* begin INPUT FOR THIS TASK *
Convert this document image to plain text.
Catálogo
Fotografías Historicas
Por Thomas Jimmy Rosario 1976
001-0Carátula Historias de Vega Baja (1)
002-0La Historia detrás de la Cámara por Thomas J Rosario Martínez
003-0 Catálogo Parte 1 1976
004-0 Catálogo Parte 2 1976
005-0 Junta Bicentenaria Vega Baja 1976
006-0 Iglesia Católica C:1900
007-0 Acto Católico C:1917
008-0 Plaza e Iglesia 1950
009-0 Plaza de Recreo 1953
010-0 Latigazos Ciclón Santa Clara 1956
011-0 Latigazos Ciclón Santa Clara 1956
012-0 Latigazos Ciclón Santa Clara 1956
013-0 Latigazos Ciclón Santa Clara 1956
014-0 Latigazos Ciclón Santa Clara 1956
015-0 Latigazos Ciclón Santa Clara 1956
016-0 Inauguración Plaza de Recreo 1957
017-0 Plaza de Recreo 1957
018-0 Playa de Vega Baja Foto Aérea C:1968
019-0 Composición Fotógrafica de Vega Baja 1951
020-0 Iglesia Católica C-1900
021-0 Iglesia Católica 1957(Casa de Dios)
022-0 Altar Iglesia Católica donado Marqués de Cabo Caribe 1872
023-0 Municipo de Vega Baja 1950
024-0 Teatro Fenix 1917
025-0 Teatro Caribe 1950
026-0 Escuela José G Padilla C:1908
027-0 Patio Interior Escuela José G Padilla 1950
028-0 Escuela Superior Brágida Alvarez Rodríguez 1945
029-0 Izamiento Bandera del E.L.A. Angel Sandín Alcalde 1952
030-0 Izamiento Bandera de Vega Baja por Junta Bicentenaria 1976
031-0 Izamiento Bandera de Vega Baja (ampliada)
* end INPUT FOR THIS TASK *
- _WHAT YOU ARE ASKED TO DO_
Using the material above, copy every line in which the string "Rosario" occurs.

- _CORRECT ANSWER_
Por Thomas Jimmy Rosario 1976
002-0La Historia detrás de la Cámara por Thomas J Rosario Martínez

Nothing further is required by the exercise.